START Rows

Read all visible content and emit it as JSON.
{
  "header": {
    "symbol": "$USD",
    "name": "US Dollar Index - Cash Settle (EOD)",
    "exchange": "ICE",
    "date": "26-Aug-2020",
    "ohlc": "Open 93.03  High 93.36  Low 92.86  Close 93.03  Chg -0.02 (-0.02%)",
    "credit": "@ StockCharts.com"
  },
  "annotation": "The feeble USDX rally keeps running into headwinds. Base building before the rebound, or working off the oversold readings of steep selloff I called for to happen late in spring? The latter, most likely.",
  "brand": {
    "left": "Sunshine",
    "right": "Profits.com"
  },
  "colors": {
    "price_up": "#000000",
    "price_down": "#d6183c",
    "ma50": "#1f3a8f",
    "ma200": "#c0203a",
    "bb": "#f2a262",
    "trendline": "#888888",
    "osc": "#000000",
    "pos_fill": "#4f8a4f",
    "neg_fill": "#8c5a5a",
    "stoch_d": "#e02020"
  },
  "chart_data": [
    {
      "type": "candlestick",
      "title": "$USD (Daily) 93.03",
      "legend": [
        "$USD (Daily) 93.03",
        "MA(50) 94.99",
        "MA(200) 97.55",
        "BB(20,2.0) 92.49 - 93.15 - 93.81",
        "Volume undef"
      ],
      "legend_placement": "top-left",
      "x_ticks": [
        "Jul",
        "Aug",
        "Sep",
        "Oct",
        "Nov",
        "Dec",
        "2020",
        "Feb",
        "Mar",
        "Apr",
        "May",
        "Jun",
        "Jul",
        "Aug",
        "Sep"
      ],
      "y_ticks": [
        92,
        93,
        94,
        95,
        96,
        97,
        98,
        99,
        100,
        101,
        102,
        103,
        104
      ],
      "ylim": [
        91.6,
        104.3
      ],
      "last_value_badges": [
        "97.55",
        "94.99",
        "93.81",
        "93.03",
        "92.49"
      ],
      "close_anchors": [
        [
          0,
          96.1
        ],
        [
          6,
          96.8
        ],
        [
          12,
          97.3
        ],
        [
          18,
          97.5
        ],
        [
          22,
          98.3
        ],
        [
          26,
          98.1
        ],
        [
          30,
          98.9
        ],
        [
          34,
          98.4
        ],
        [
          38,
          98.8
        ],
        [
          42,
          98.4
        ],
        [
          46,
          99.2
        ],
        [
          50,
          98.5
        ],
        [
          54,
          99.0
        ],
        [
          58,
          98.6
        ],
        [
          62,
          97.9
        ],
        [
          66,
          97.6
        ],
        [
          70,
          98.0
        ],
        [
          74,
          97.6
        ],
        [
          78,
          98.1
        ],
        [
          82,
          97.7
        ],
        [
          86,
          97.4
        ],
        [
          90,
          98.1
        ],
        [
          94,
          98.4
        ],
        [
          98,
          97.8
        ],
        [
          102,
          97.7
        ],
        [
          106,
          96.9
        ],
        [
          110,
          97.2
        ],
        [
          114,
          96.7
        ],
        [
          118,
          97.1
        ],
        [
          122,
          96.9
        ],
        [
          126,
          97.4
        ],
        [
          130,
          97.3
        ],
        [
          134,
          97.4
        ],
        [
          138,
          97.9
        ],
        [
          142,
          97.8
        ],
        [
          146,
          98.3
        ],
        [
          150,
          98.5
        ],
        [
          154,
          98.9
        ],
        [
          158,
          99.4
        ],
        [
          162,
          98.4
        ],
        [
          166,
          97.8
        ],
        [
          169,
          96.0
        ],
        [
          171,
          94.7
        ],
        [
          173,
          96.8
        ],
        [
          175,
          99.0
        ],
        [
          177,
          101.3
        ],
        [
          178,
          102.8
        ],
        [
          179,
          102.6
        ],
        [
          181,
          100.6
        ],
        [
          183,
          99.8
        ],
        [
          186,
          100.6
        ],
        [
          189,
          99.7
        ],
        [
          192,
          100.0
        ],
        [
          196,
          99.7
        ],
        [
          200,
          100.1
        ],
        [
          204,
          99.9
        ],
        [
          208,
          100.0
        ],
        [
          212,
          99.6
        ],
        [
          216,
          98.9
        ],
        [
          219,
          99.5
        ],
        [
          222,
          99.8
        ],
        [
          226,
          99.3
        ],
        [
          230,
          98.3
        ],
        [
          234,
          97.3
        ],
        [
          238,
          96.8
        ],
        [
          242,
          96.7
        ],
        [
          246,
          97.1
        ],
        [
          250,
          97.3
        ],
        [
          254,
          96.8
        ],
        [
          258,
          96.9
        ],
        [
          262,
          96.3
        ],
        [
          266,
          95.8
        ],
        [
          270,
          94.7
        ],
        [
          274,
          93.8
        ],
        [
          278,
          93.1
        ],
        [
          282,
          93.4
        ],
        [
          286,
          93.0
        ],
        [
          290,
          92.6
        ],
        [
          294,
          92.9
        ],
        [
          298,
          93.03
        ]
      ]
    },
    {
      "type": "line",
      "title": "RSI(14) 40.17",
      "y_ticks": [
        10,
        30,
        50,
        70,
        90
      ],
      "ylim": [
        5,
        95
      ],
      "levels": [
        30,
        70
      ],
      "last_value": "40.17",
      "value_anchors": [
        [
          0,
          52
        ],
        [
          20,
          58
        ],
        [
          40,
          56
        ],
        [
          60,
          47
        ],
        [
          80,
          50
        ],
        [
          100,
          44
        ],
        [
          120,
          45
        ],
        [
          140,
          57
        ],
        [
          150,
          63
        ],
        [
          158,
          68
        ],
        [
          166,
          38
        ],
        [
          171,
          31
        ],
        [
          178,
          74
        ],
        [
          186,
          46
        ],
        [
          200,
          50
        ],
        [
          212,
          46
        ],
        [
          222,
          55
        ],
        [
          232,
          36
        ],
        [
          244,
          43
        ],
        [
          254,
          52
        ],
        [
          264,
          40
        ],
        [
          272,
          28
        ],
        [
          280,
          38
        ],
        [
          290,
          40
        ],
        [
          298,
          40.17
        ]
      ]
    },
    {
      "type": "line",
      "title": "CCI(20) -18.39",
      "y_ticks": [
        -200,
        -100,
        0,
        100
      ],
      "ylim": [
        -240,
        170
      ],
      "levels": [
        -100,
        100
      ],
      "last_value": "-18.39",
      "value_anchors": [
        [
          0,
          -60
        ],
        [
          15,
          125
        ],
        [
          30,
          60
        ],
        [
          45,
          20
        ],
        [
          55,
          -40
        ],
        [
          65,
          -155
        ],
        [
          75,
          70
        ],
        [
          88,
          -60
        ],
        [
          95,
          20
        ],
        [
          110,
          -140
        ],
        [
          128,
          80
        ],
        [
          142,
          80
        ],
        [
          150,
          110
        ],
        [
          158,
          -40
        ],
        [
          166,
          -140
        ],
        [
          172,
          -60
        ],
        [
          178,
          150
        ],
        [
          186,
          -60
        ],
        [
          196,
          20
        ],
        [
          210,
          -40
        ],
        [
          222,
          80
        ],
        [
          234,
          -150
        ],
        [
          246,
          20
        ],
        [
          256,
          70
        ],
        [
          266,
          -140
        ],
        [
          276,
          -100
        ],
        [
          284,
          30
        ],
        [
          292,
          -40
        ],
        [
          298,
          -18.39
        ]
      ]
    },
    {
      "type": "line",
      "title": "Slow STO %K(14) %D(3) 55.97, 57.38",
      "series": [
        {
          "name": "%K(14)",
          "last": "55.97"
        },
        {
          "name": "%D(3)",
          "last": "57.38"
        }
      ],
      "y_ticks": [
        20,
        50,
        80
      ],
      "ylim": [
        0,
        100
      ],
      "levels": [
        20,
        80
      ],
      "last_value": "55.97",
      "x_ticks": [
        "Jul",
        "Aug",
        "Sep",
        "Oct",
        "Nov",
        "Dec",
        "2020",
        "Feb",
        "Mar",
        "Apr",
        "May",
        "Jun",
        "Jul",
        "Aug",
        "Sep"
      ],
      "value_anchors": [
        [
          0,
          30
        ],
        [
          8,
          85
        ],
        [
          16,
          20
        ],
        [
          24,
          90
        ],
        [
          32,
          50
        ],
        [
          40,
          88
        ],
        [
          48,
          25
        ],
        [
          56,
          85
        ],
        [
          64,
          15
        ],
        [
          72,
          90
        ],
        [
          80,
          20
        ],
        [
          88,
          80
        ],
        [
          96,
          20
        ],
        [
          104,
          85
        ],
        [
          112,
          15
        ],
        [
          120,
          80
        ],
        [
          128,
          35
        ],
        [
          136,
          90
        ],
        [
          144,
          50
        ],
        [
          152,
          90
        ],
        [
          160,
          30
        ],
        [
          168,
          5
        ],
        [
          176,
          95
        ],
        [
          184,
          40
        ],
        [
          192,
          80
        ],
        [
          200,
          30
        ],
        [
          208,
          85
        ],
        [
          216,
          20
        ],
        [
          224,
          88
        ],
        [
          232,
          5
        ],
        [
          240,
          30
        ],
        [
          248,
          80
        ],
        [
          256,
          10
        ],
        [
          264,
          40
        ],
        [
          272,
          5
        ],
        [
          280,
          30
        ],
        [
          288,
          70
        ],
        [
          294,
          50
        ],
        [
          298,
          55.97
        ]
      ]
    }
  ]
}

END Rows

Problem statement ▸ Pull every line containing "name" from the material above.

Answer to the exercise ▸
    "name": "US Dollar Index - Cash Settle (EOD)",
          "name": "%K(14)",
          "name": "%D(3)",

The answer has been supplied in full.